Transcribe all of the records word for word, but omit the pictures.

Stored data:

______

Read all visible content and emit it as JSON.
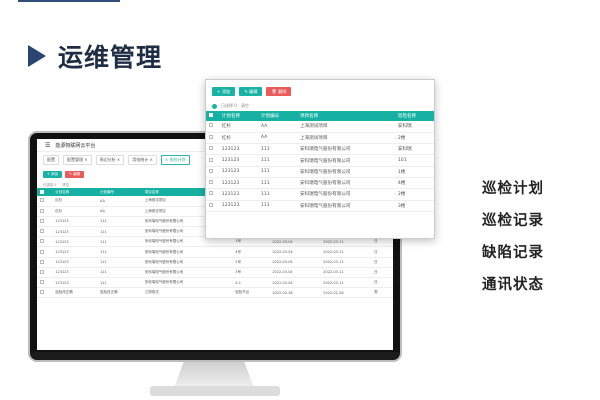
{
  "section": {
    "title": "运维管理"
  },
  "features": [
    "巡检计划",
    "巡检记录",
    "缺陷记录",
    "通讯状态"
  ],
  "app": {
    "title": "能源物联网云平台",
    "filters": [
      "配置",
      "配置管理 ×",
      "周边分析 ×",
      "用电统计 ×",
      "× 巡检计划"
    ],
    "buttons": {
      "add": "+ 添加",
      "edit": "✎ 编辑"
    },
    "info": [
      "已选择 0",
      "清空"
    ],
    "columns": [
      "",
      "计划名称",
      "计划编号",
      "项目名称",
      "巡检名称",
      "开始日期",
      "结束日期",
      "状态"
    ],
    "rows": [
      [
        "",
        "红杉",
        "AA",
        "上海测试项目",
        "",
        "",
        "",
        ""
      ],
      [
        "",
        "红杉",
        "AA",
        "上海测试项目",
        "",
        "",
        "",
        ""
      ],
      [
        "",
        "123123",
        "111",
        "安科瑞电气股份有限公司",
        "安科瑞",
        "2022-03-04",
        "2022-03-11",
        "日"
      ],
      [
        "",
        "123123",
        "111",
        "安科瑞电气股份有限公司",
        "101",
        "2022-03-04",
        "2022-03-11",
        "日"
      ],
      [
        "",
        "123123",
        "111",
        "安科瑞电气股份有限公司",
        "1号",
        "2022-03-04",
        "2022-03-11",
        "日"
      ],
      [
        "",
        "123123",
        "111",
        "安科瑞电气股份有限公司",
        "4号",
        "2022-03-04",
        "2022-03-11",
        "日"
      ],
      [
        "",
        "123123",
        "111",
        "安科瑞电气股份有限公司",
        "2号",
        "2022-03-04",
        "2022-03-11",
        "日"
      ],
      [
        "",
        "123123",
        "111",
        "安科瑞电气股份有限公司",
        "3号",
        "2022-03-04",
        "2022-03-11",
        "日"
      ],
      [
        "",
        "123123",
        "111",
        "安科瑞电气股份有限公司",
        "4-1",
        "2022-03-04",
        "2022-03-11",
        "日"
      ],
      [
        "",
        "巡检改正确",
        "巡检改正确",
        "江阴测试",
        "巡检节点",
        "2022-02-28",
        "2022-02-28",
        "周"
      ]
    ]
  },
  "popup": {
    "buttons": {
      "add": "+ 添加",
      "edit": "✎ 编辑",
      "delete": "🗑 删除"
    },
    "info": [
      "已选择 0",
      "清空"
    ],
    "columns": [
      "",
      "计划名称",
      "计划编号",
      "项目名称",
      "巡检名称"
    ],
    "rows": [
      [
        "",
        "红杉",
        "AA",
        "上海测试项目",
        "安科瑞"
      ],
      [
        "",
        "红杉",
        "AA",
        "上海测试项目",
        "2楼"
      ],
      [
        "",
        "123123",
        "111",
        "安科瑞电气股份有限公司",
        "安科瑞"
      ],
      [
        "",
        "123123",
        "111",
        "安科瑞电气股份有限公司",
        "101"
      ],
      [
        "",
        "123123",
        "111",
        "安科瑞电气股份有限公司",
        "1楼"
      ],
      [
        "",
        "123123",
        "111",
        "安科瑞电气股份有限公司",
        "4楼"
      ],
      [
        "",
        "123123",
        "111",
        "安科瑞电气股份有限公司",
        "2楼"
      ],
      [
        "",
        "123123",
        "111",
        "安科瑞电气股份有限公司",
        "3楼"
      ]
    ]
  },
  "colors": {
    "accent": "#17b1a3",
    "danger": "#e85c5c",
    "title": "#2a456e"
  }
}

______

Reply |
Read all visible content and emit it as JSON.
{
  "section": {
    "title": "运维管理"
  },
  "features": [
    "巡检计划",
    "巡检记录",
    "缺陷记录",
    "通讯状态"
  ],
  "app": {
    "title": "能源物联网云平台",
    "filters": [
      "配置",
      "配置管理 ×",
      "周边分析 ×",
      "用电统计 ×",
      "× 巡检计划"
    ],
    "buttons": {
      "add": "+ 添加",
      "edit": "✎ 编辑"
    },
    "info": [
      "已选择 0",
      "清空"
    ],
    "columns": [
      "",
      "计划名称",
      "计划编号",
      "项目名称",
      "巡检名称",
      "开始日期",
      "结束日期",
      "状态"
    ],
    "rows": [
      [
        "",
        "红杉",
        "AA",
        "上海测试项目",
        "",
        "",
        "",
        ""
      ],
      [
        "",
        "红杉",
        "AA",
        "上海测试项目",
        "",
        "",
        "",
        ""
      ],
      [
        "",
        "123123",
        "111",
        "安科瑞电气股份有限公司",
        "安科瑞",
        "2022-03-04",
        "2022-03-11",
        "日"
      ],
      [
        "",
        "123123",
        "111",
        "安科瑞电气股份有限公司",
        "101",
        "2022-03-04",
        "2022-03-11",
        "日"
      ],
      [
        "",
        "123123",
        "111",
        "安科瑞电气股份有限公司",
        "1号",
        "2022-03-04",
        "2022-03-11",
        "日"
      ],
      [
        "",
        "123123",
        "111",
        "安科瑞电气股份有限公司",
        "4号",
        "2022-03-04",
        "2022-03-11",
        "日"
      ],
      [
        "",
        "123123",
        "111",
        "安科瑞电气股份有限公司",
        "2号",
        "2022-03-04",
        "2022-03-11",
        "日"
      ],
      [
        "",
        "123123",
        "111",
        "安科瑞电气股份有限公司",
        "3号",
        "2022-03-04",
        "2022-03-11",
        "日"
      ],
      [
        "",
        "123123",
        "111",
        "安科瑞电气股份有限公司",
        "4-1",
        "2022-03-04",
        "2022-03-11",
        "日"
      ],
      [
        "",
        "巡检改正确",
        "巡检改正确",
        "江阴测试",
        "巡检节点",
        "2022-02-28",
        "2022-02-28",
        "周"
      ]
    ]
  },
  "popup": {
    "buttons": {
      "add": "+ 添加",
      "edit": "✎ 编辑",
      "delete": "🗑 删除"
    },
    "info": [
      "已选择 0",
      "清空"
    ],
    "columns": [
      "",
      "计划名称",
      "计划编号",
      "项目名称",
      "巡检名称"
    ],
    "rows": [
      [
        "",
        "红杉",
        "AA",
        "上海测试项目",
        "安科瑞"
      ],
      [
        "",
        "红杉",
        "AA",
        "上海测试项目",
        "2楼"
      ],
      [
        "",
        "123123",
        "111",
        "安科瑞电气股份有限公司",
        "安科瑞"
      ],
      [
        "",
        "123123",
        "111",
        "安科瑞电气股份有限公司",
        "101"
      ],
      [
        "",
        "123123",
        "111",
        "安科瑞电气股份有限公司",
        "1楼"
      ],
      [
        "",
        "123123",
        "111",
        "安科瑞电气股份有限公司",
        "4楼"
      ],
      [
        "",
        "123123",
        "111",
        "安科瑞电气股份有限公司",
        "2楼"
      ],
      [
        "",
        "123123",
        "111",
        "安科瑞电气股份有限公司",
        "3楼"
      ]
    ]
  },
  "colors": {
    "accent": "#17b1a3",
    "danger": "#e85c5c",
    "title": "#2a456e"
  }
}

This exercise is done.